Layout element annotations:

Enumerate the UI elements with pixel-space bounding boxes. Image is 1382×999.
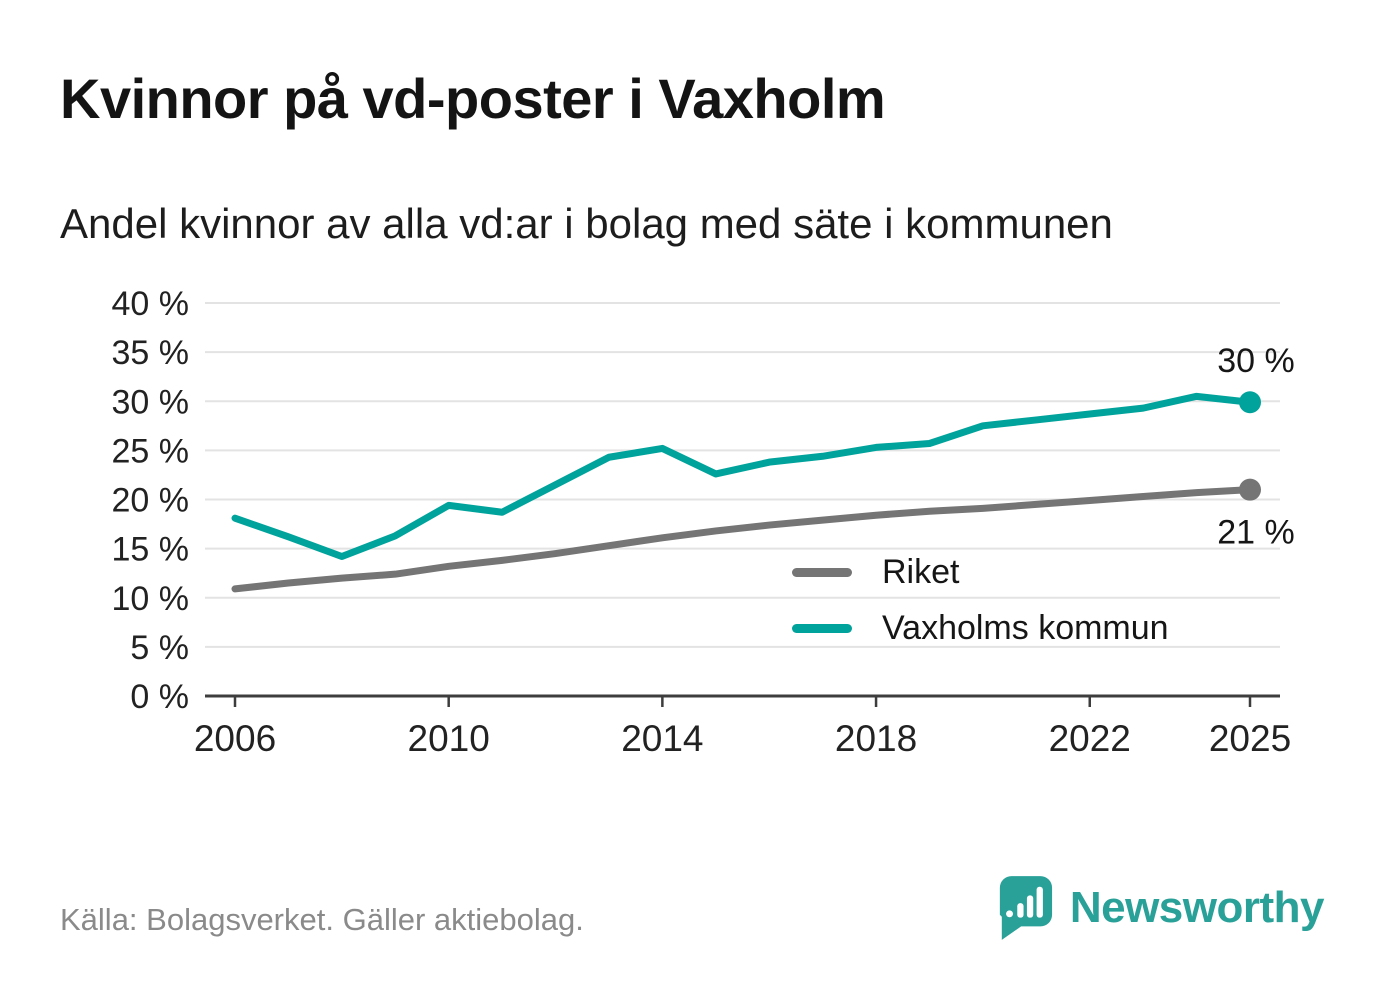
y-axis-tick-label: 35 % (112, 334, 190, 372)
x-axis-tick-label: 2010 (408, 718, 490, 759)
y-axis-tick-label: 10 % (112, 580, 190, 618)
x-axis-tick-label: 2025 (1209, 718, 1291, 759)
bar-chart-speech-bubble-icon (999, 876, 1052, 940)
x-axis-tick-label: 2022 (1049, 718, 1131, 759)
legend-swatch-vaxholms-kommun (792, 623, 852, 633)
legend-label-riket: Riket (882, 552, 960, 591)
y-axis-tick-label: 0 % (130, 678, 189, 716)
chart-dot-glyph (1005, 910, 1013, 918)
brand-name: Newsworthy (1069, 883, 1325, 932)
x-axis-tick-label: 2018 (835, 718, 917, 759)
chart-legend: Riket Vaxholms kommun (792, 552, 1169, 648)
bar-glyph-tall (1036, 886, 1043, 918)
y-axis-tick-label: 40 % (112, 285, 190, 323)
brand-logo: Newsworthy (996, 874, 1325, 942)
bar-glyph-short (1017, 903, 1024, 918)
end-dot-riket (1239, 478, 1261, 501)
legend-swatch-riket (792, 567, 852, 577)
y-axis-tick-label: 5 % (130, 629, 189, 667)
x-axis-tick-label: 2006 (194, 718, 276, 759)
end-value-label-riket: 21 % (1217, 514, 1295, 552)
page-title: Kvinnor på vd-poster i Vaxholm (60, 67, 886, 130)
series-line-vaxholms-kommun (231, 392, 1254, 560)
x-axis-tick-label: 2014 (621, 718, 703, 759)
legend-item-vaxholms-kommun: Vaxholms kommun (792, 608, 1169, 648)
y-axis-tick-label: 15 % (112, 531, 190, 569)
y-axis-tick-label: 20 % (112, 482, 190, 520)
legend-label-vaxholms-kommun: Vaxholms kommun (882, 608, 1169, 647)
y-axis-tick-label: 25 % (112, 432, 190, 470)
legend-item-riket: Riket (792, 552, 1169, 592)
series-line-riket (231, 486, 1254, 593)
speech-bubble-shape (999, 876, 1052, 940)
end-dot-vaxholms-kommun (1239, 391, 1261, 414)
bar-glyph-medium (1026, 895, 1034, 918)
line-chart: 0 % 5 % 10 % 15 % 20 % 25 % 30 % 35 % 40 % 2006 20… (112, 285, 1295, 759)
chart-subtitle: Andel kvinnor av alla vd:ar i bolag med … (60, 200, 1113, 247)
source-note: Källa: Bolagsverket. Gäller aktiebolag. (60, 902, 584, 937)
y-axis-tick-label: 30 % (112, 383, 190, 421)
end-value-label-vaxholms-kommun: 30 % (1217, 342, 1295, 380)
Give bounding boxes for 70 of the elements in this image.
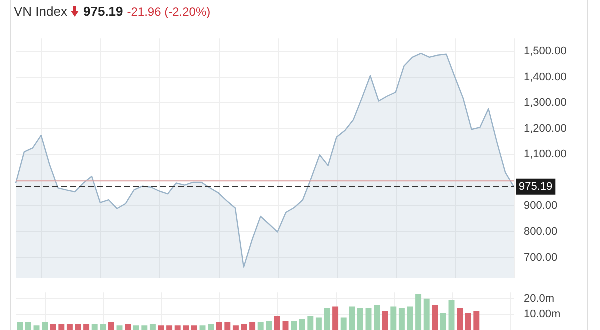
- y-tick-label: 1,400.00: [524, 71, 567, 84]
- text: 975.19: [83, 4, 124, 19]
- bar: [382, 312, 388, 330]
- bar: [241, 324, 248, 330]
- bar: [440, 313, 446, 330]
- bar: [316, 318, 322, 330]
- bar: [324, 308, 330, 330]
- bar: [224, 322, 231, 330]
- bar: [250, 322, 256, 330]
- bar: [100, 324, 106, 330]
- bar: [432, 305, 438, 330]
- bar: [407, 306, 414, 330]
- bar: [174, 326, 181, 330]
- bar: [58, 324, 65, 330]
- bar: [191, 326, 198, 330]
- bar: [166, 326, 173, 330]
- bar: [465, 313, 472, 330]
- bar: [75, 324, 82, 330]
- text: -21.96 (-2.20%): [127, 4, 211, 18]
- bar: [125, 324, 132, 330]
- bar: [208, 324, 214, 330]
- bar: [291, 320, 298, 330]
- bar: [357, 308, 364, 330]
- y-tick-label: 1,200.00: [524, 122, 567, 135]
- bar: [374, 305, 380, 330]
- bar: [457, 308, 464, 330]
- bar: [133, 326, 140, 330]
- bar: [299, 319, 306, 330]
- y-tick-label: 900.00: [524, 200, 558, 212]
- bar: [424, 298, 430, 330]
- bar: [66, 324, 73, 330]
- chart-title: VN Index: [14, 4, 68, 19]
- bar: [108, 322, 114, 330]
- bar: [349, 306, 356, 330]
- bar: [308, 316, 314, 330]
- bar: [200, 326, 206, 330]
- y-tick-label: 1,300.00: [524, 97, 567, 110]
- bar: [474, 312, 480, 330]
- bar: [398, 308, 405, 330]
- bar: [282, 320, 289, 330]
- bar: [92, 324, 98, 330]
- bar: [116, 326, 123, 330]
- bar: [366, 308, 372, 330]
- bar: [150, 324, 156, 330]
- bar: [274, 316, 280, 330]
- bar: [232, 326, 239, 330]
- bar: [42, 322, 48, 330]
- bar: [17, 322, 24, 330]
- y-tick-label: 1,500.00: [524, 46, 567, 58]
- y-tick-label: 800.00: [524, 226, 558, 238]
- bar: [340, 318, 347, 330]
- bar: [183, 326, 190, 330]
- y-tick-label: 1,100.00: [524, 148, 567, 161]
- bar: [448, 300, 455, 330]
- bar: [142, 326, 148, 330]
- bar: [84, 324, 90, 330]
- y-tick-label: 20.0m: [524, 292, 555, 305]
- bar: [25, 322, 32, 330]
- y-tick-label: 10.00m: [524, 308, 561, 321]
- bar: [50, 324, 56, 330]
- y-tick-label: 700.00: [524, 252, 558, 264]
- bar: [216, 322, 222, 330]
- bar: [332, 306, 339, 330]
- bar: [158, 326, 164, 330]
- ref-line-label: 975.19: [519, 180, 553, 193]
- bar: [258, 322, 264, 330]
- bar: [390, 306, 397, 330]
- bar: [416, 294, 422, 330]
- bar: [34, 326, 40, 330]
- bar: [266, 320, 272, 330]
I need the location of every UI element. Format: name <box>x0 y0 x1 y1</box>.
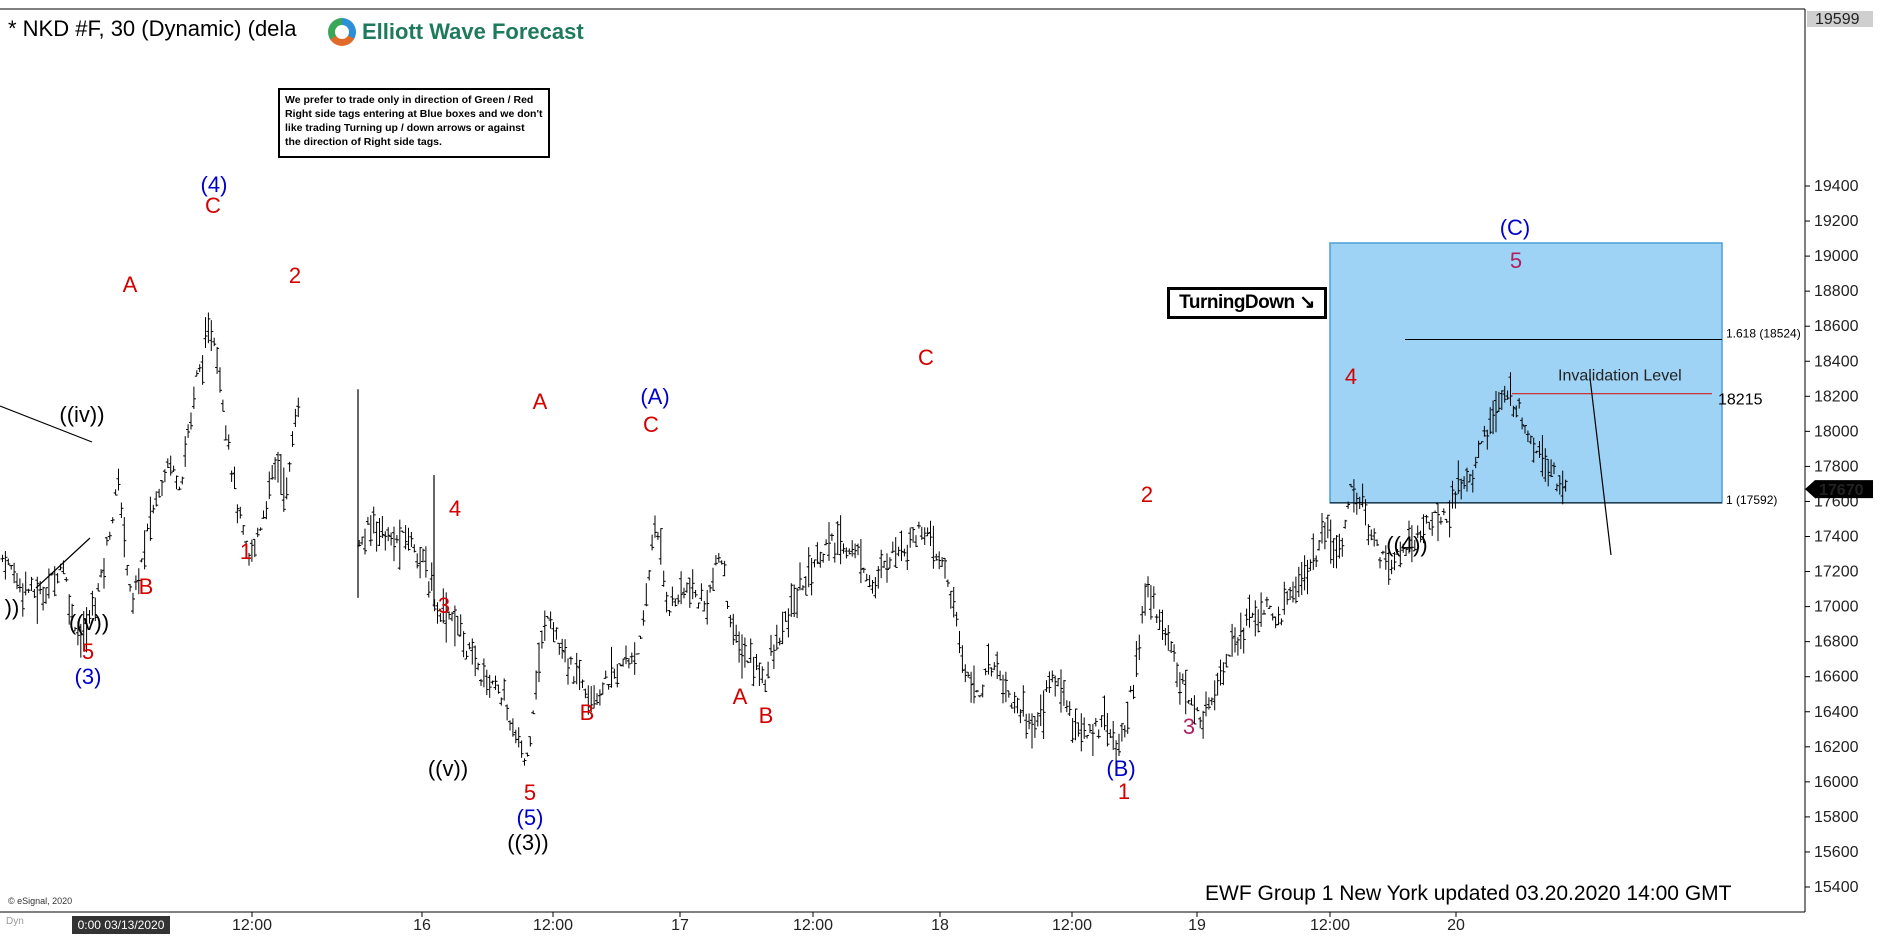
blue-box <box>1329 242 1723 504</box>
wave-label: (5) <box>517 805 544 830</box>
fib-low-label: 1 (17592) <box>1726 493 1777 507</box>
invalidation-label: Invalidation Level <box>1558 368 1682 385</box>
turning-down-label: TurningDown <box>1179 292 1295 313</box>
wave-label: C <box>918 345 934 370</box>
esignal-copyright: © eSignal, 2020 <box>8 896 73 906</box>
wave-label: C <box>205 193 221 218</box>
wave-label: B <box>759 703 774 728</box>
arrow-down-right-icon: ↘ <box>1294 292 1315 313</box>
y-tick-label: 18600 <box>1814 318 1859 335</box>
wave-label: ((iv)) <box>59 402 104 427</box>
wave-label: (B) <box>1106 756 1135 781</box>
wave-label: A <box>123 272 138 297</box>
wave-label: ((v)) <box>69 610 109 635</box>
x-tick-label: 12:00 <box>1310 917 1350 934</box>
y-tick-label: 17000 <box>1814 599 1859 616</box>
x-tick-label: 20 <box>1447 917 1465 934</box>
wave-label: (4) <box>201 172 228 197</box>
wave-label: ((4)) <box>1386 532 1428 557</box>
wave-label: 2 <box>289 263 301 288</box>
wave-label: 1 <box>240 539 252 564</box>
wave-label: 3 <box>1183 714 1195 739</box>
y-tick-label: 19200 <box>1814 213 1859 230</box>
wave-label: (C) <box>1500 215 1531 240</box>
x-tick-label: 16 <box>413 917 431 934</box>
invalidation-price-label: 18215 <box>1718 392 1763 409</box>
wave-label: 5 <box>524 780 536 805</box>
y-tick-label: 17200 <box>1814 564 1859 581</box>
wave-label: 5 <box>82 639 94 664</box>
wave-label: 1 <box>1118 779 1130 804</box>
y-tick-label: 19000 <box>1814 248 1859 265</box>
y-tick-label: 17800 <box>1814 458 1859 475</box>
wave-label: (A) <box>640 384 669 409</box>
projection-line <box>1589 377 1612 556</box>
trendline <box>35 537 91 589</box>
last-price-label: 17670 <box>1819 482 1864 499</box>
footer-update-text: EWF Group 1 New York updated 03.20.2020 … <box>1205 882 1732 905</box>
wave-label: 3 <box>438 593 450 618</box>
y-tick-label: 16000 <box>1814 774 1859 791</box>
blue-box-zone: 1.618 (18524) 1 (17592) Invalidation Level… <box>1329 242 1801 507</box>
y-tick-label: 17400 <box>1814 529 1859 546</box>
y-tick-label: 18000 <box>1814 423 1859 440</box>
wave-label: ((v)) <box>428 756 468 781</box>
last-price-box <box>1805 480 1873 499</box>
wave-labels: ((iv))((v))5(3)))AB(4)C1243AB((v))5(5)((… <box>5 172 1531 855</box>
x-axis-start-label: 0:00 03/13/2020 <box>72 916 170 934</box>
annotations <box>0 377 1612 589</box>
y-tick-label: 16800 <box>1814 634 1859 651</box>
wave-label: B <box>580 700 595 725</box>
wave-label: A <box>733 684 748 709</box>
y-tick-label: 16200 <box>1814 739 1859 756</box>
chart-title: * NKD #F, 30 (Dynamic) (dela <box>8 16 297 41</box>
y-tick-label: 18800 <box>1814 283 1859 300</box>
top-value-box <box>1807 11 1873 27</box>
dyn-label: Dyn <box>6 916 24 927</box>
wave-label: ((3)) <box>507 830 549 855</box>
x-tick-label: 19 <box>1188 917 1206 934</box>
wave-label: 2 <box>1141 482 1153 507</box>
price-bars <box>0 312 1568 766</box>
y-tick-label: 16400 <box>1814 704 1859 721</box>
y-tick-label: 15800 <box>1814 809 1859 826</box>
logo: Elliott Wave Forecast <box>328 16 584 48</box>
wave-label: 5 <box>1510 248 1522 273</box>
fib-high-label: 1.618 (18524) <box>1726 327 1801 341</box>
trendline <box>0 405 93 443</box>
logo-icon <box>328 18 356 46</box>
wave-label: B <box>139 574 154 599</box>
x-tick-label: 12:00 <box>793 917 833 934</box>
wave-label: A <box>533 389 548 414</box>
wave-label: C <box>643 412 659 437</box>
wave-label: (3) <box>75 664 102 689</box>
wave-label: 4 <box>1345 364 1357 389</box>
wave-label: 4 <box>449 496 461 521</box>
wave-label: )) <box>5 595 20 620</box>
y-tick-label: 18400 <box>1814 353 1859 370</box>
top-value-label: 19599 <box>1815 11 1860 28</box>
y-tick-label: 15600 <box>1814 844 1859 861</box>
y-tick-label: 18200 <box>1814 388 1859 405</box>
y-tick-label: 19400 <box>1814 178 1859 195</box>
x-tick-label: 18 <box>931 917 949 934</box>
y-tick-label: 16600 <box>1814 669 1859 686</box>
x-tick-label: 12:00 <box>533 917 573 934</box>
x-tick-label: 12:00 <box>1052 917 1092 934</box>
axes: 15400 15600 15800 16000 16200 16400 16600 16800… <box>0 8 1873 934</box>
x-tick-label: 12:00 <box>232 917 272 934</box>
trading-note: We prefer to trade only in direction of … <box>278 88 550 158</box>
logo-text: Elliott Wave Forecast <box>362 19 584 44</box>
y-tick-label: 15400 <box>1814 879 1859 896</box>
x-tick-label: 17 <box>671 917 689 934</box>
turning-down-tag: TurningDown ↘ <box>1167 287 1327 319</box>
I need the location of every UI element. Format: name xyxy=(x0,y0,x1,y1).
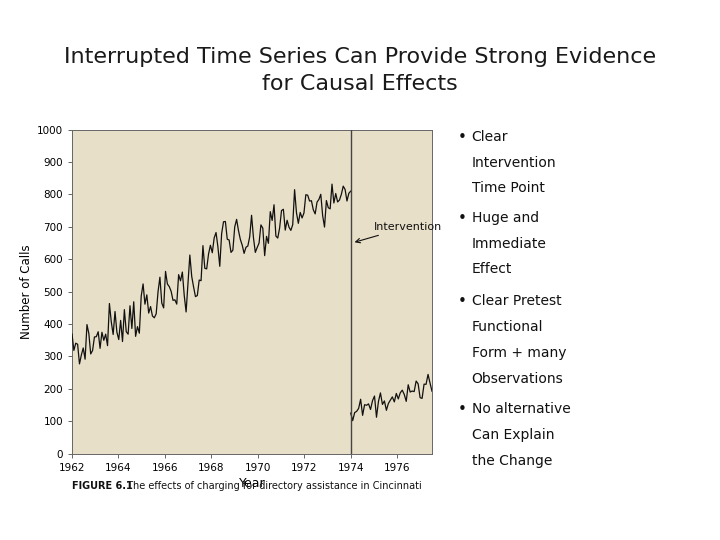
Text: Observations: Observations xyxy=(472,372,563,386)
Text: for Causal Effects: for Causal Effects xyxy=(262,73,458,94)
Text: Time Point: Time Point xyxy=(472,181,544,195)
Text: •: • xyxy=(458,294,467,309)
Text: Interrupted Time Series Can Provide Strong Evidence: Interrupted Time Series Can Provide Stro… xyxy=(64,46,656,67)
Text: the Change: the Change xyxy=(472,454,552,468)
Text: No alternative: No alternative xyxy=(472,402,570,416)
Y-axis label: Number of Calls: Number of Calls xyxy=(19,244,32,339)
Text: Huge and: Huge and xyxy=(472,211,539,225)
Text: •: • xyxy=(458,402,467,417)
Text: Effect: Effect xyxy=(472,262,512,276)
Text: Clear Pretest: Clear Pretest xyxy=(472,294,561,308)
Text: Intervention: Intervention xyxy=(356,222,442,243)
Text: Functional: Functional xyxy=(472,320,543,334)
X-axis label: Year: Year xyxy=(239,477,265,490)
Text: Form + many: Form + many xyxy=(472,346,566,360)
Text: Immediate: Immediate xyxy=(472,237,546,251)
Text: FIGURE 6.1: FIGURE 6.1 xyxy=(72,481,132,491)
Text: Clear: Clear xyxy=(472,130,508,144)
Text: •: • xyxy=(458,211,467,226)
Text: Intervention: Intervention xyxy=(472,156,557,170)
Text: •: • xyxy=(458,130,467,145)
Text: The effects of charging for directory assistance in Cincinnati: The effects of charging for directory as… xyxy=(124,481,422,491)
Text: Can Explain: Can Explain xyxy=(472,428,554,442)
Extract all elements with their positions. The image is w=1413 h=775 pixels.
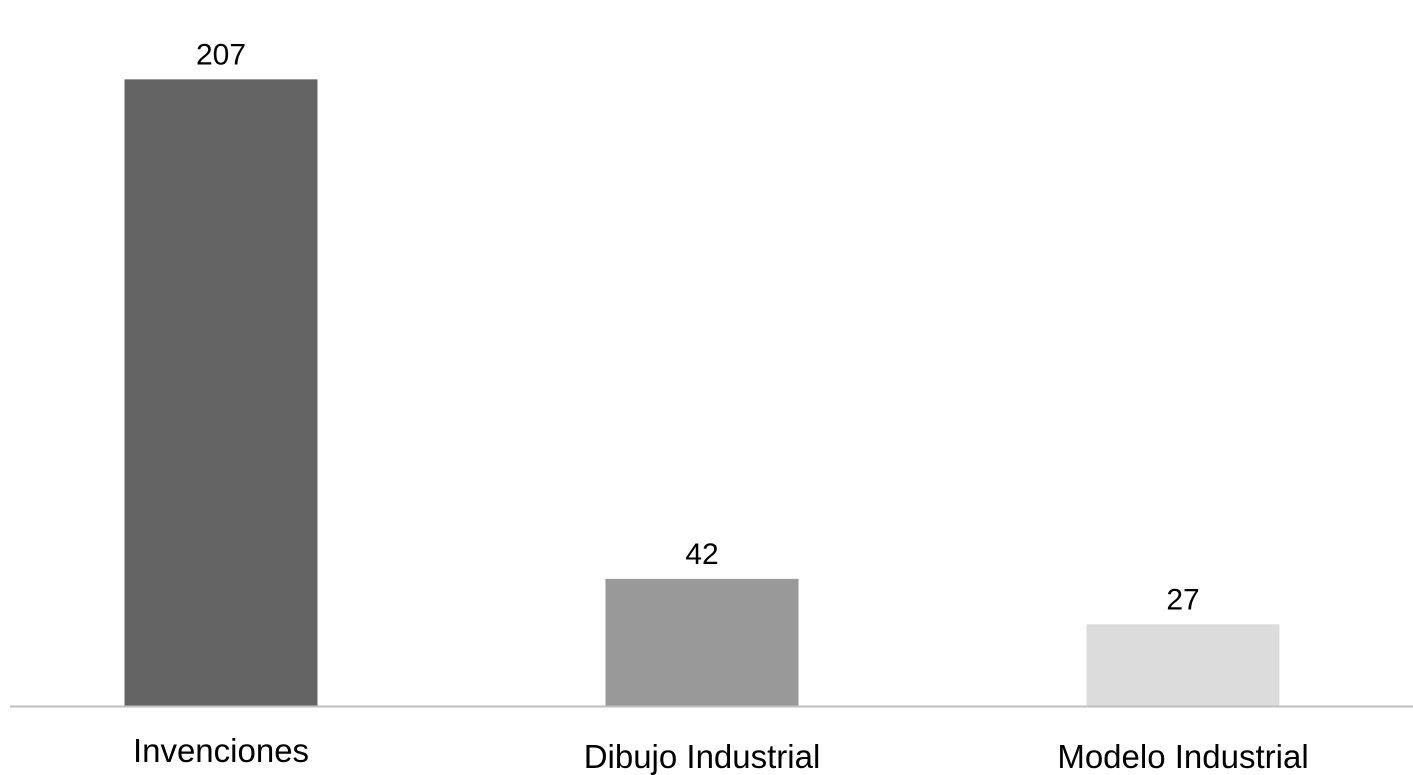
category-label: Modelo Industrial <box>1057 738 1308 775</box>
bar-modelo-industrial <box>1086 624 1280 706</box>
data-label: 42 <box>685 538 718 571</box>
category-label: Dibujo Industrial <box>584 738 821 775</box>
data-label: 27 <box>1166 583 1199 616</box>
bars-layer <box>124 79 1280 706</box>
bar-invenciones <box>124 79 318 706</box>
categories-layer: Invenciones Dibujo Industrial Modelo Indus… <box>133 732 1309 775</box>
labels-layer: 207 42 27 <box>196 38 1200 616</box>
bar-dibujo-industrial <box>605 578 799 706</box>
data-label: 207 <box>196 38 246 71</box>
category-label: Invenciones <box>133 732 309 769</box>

▸ Instructions for the task:
In the records above, copy every line from the one containing "- y-tick-label: 1,400.00: [524, 71, 567, 84]" down to the one containing "- bar: [366, 308, 372, 330]", including both of those lines, without changing anything.

▸ Response to this exercise:
- y-tick-label: 1,400.00: [524, 71, 567, 84]
- text: 975.19: [83, 4, 124, 19]
- bar: [382, 312, 388, 330]
- bar: [241, 324, 248, 330]
- bar: [440, 313, 446, 330]
- bar: [316, 318, 322, 330]
- bar: [324, 308, 330, 330]
- bar: [224, 322, 231, 330]
- bar: [250, 322, 256, 330]
- bar: [100, 324, 106, 330]
- bar: [432, 305, 438, 330]
- bar: [407, 306, 414, 330]
- bar: [174, 326, 181, 330]
- bar: [58, 324, 65, 330]
- bar: [191, 326, 198, 330]
- bar: [166, 326, 173, 330]
- bar: [465, 313, 472, 330]
- bar: [75, 324, 82, 330]
- text: -21.96 (-2.20%): [127, 4, 211, 18]
- bar: [125, 324, 132, 330]
- bar: [208, 324, 214, 330]
- bar: [291, 320, 298, 330]
- bar: [357, 308, 364, 330]
- y-tick-label: 1,200.00: [524, 122, 567, 135]
- bar: [374, 305, 380, 330]
- bar: [457, 308, 464, 330]
- bar: [133, 326, 140, 330]
- bar: [299, 319, 306, 330]
- y-tick-label: 900.00: [524, 200, 558, 212]
- bar: [424, 298, 430, 330]
- bar: [66, 324, 73, 330]
- chart-title: VN Index: [14, 4, 68, 19]
- bar: [108, 322, 114, 330]
- bar: [349, 306, 356, 330]
- bar: [308, 316, 314, 330]
- bar: [200, 326, 206, 330]
- y-tick-label: 1,300.00: [524, 97, 567, 110]
- bar: [474, 312, 480, 330]
- bar: [398, 308, 405, 330]
- bar: [282, 320, 289, 330]
- bar: [92, 324, 98, 330]
- bar: [116, 326, 123, 330]
- bar: [366, 308, 372, 330]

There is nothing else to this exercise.